ENTRIES PROVIDED:
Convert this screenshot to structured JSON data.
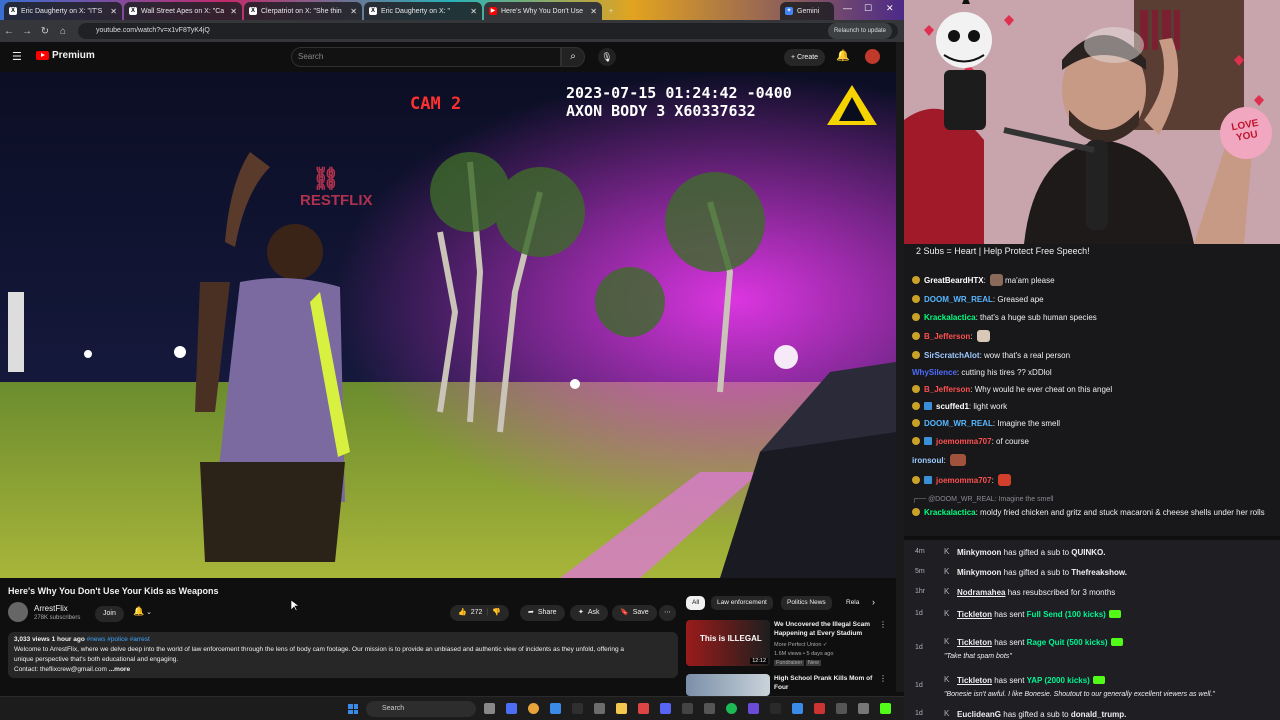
{
  "browser": {
    "tabs": [
      {
        "title": "Eric Daugherty on X: \"IT'S"
      },
      {
        "title": "Wall Street Apes on X: \"Ca"
      },
      {
        "title": "Clerpatriot on X: \"She thin"
      },
      {
        "title": "Eric Daugherty on X: \""
      },
      {
        "title": "Here's Why You Don't Use"
      },
      {
        "title": "Gemini"
      }
    ],
    "url": "youtube.com/watch?v=x1vF8TyK4jQ",
    "relaunch_label": "Relaunch to update"
  },
  "youtube": {
    "brand": "Premium",
    "search_placeholder": "Search",
    "create_label": "Create",
    "video": {
      "cam_label": "CAM 2",
      "timestamp_line1": "2023-07-15 01:24:42 -0400",
      "timestamp_line2": "AXON BODY 3 X60337632",
      "watermark": "RESTFLIX"
    },
    "title": "Here's Why You Don't Use Your Kids as Weapons",
    "channel": "ArrestFlix",
    "subscribers": "278K subscribers",
    "join_label": "Join",
    "likes": "272",
    "share_label": "Share",
    "ask_label": "Ask",
    "save_label": "Save",
    "description": {
      "meta": "3,033 views  1 hour ago",
      "tags": "#news #police #arrest",
      "line1": "Welcome to ArrestFlix, where we delve deep into the world of law enforcement through the lens of body cam footage. Our mission is to provide an unbiased and authentic view of incidents as they unfold, offering a",
      "line2": "unique perspective that's both educational and engaging.",
      "line3": "Contact: theflixcrew@gmail.com",
      "more": "...more"
    },
    "chips": [
      "All",
      "Law enforcement",
      "Politics News",
      "Rela"
    ],
    "recommendations": [
      {
        "title": "We Uncovered the Illegal Scam Happening at Every Stadium",
        "channel": "More Perfect Union",
        "stats": "1.6M views • 5 days ago",
        "badge1": "Fundraiser",
        "badge2": "New",
        "duration": "12:12",
        "thumb_text": "This is ILLEGAL"
      },
      {
        "title": "High School Prank Kills Mom of Four",
        "channel": "",
        "stats": "",
        "badge1": "",
        "badge2": "",
        "duration": "",
        "thumb_text": ""
      }
    ]
  },
  "taskbar": {
    "search_placeholder": "Search"
  },
  "stream": {
    "banner": "2 Subs = Heart | Help Protect Free Speech!",
    "chat": [
      {
        "user": "GreatBeardHTX",
        "color": "#ffffff",
        "text": "ma'am please",
        "emote": true,
        "badge": "y"
      },
      {
        "user": "DOOM_WR_REAL",
        "color": "#a970ff",
        "text": "Greased ape",
        "emote": false,
        "badge": "y"
      },
      {
        "user": "Krackalactica",
        "color": "#00ff7f",
        "text": "that's a huge sub human species",
        "emote": false,
        "badge": "y"
      },
      {
        "user": "B_Jefferson",
        "color": "#ff4f4f",
        "text": "",
        "emote": true,
        "badge": "y"
      },
      {
        "user": "SirScratchAlot",
        "color": "#9ecbff",
        "text": "wow that's a real person",
        "emote": false,
        "badge": "y"
      },
      {
        "user": "WhySilence",
        "color": "#4f6bff",
        "text": "cutting his tires ?? xDDlol",
        "emote": false,
        "badge": ""
      },
      {
        "user": "B_Jefferson",
        "color": "#ff4f4f",
        "text": "Why would he ever cheat on this angel",
        "emote": false,
        "badge": "y"
      },
      {
        "user": "scuffed1",
        "color": "#ffffff",
        "text": "light work",
        "emote": false,
        "badge": "yb"
      },
      {
        "user": "DOOM_WR_REAL",
        "color": "#a970ff",
        "text": "Imagine the smell",
        "emote": false,
        "badge": "y"
      },
      {
        "user": "joemomma707",
        "color": "#ff4f4f",
        "text": "of course",
        "emote": false,
        "badge": "yb"
      },
      {
        "user": "ironsoul",
        "color": "#9ecbff",
        "text": "",
        "emote": true,
        "badge": ""
      },
      {
        "user": "joemomma707",
        "color": "#ff4f4f",
        "text": "",
        "emote": true,
        "badge": "yb"
      }
    ],
    "reply_ref": "@DOOM_WR_REAL: Imagine the smell",
    "reply": {
      "user": "Krackalactica",
      "text": "moldy fried chicken and gritz and stuck macaroni & cheese shells under her rolls"
    },
    "events": [
      {
        "time": "4m",
        "name": "Minkymoon",
        "text": " has gifted a sub to ",
        "target": "QUINKO."
      },
      {
        "time": "5m",
        "name": "Minkymoon",
        "text": " has gifted a sub to ",
        "target": "Thefreakshow."
      },
      {
        "time": "1hr",
        "name": "Nodramahea",
        "text": " has resubscribed for 3 months",
        "target": ""
      },
      {
        "time": "1d",
        "name": "Tickleton",
        "text": " has sent ",
        "target": "Full Send (100 kicks)"
      },
      {
        "time": "1d",
        "name": "Tickleton",
        "text": " has sent ",
        "target": "Rage Quit (500 kicks)",
        "quote": "\"Take that spam bots\""
      },
      {
        "time": "1d",
        "name": "Tickleton",
        "text": " has sent ",
        "target": "YAP (2000 kicks)",
        "quote": "\"Bonesie isn't awful. I like Bonesie. Shoutout to our generally excellent viewers as well.\""
      },
      {
        "time": "1d",
        "name": "EuclideanG",
        "text": " has gifted a sub to ",
        "target": "donald_trump."
      }
    ],
    "sign_text": "LOVE YOU"
  }
}
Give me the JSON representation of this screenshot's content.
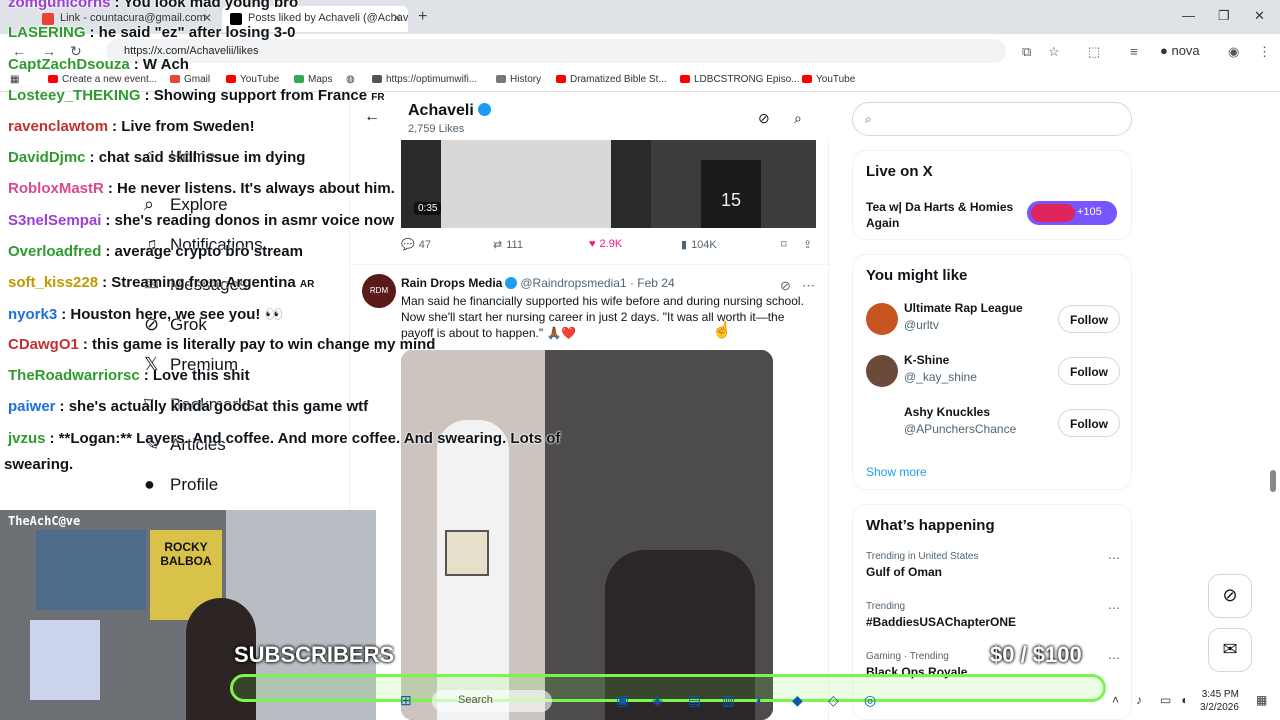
{
  "browser": {
    "tabs": [
      {
        "label": "Link - countacura@gmail.com",
        "active": false
      },
      {
        "label": "Posts liked by Achaveli (@Achav",
        "active": true
      }
    ],
    "url": "https://x.com/Achavelii/likes",
    "profile_name": "nova",
    "bookmarks": [
      "Create a new event...",
      "Gmail",
      "YouTube",
      "Maps",
      "https://optimumwifi...",
      "History",
      "Dramatized Bible St...",
      "LDBCSTRONG Episo...",
      "YouTube"
    ]
  },
  "x": {
    "nav": [
      "Home",
      "Explore",
      "Notifications",
      "Messages",
      "Grok",
      "Premium",
      "Bookmarks",
      "Articles",
      "Profile"
    ],
    "header": {
      "name": "Achaveli",
      "likes": "2,759 Likes"
    },
    "post1": {
      "duration": "0:35",
      "replies": "47",
      "reposts": "111",
      "likes": "2.9K",
      "views": "104K",
      "jersey": "15"
    },
    "post2": {
      "name": "Rain Drops Media",
      "handle": "@Raindropsmedia1",
      "date": "Feb 24",
      "avatar_text": "RDM",
      "text": "Man said he financially supported his wife before and during nursing school. Now she'll start her nursing career in just 2 days. \"It was all worth it—the payoff is about to happen.\" 🙏🏾❤️"
    },
    "search_placeholder": "Search",
    "live": {
      "title": "Live on X",
      "space": "Tea w| Da Harts & Homies Again",
      "count": "+105"
    },
    "suggestions": {
      "title": "You might like",
      "people": [
        {
          "name": "Ultimate Rap League",
          "handle": "@urltv",
          "button": "Follow",
          "color": "#c8541f"
        },
        {
          "name": "K-Shine",
          "handle": "@_kay_shine",
          "button": "Follow",
          "color": "#6b4a3a"
        },
        {
          "name": "Ashy Knuckles",
          "handle": "@APunchersChance",
          "button": "Follow",
          "color": "#ffffff"
        }
      ],
      "show_more": "Show more"
    },
    "happening": {
      "title": "What’s happening",
      "trends": [
        {
          "context": "Trending in United States",
          "title": "Gulf of Oman"
        },
        {
          "context": "Trending",
          "title": "#BaddiesUSAChapterONE"
        },
        {
          "context": "Gaming · Trending",
          "title": "Black Ops Royale"
        }
      ]
    }
  },
  "chat": [
    {
      "user": "zomgunicorns",
      "text": ": You look mad young bro",
      "color": "#9b3fd6"
    },
    {
      "user": "LASERING",
      "text": ": he said \"ez\" after losing 3-0",
      "color": "#2e9b2e"
    },
    {
      "user": "CaptZachDsouza",
      "text": ": W Ach",
      "color": "#2e9b2e"
    },
    {
      "user": "Losteey_THEKING",
      "text": ": Showing support from France",
      "color": "#2e9b2e"
    },
    {
      "user": "ravenclawtom",
      "text": ": Live from Sweden!",
      "color": "#c23030"
    },
    {
      "user": "DavidDjmc",
      "text": ": chat said skill issue im dying",
      "color": "#2e9b2e"
    },
    {
      "user": "RobloxMastR",
      "text": ": He never listens. It's always about him.",
      "color": "#d94a8c"
    },
    {
      "user": "S3nelSempai",
      "text": ": she's reading donos in asmr voice now",
      "color": "#9b3fd6"
    },
    {
      "user": "Overloadfred",
      "text": ": average crypto bro stream",
      "color": "#2e9b2e"
    },
    {
      "user": "soft_kiss228",
      "text": ": Streaming from Argentina",
      "color": "#c29a00"
    },
    {
      "user": "nyork3",
      "text": ": Houston here, we see you! 👀",
      "color": "#1e6fd9"
    },
    {
      "user": "CDawgO1",
      "text": ": this game is literally pay to win change my mind",
      "color": "#c23030"
    },
    {
      "user": "TheRoadwarriorsc",
      "text": ": Love this shit",
      "color": "#2e9b2e"
    },
    {
      "user": "paiwer",
      "text": ": she's actually kinda good at this game wtf",
      "color": "#1e6fd9"
    },
    {
      "user": "jvzus",
      "text": ": **Logan:** Layers. And coffee. And more coffee. And swearing. Lots of",
      "color": "#2e9b2e"
    },
    {
      "user": "",
      "text": "swearing.",
      "color": "#0f1419"
    }
  ],
  "chat_flags": {
    "fr": "FR",
    "ar": "AR"
  },
  "webcam": {
    "title": "TheAchC@ve",
    "poster": "ROCKY BALBOA"
  },
  "overlay": {
    "subscribers": "SUBSCRIBERS",
    "goal": "$0  / $100"
  },
  "taskbar": {
    "search": "Search",
    "time": "3:45 PM",
    "date": "3/2/2026"
  }
}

WRITTEN EXERCISE: Go through the records and copy each line with "JSON" in it.

ANSWER IN FULL:
Convert this screenshot to structured JSON data.
Give me the JSON representation of this screenshot's content.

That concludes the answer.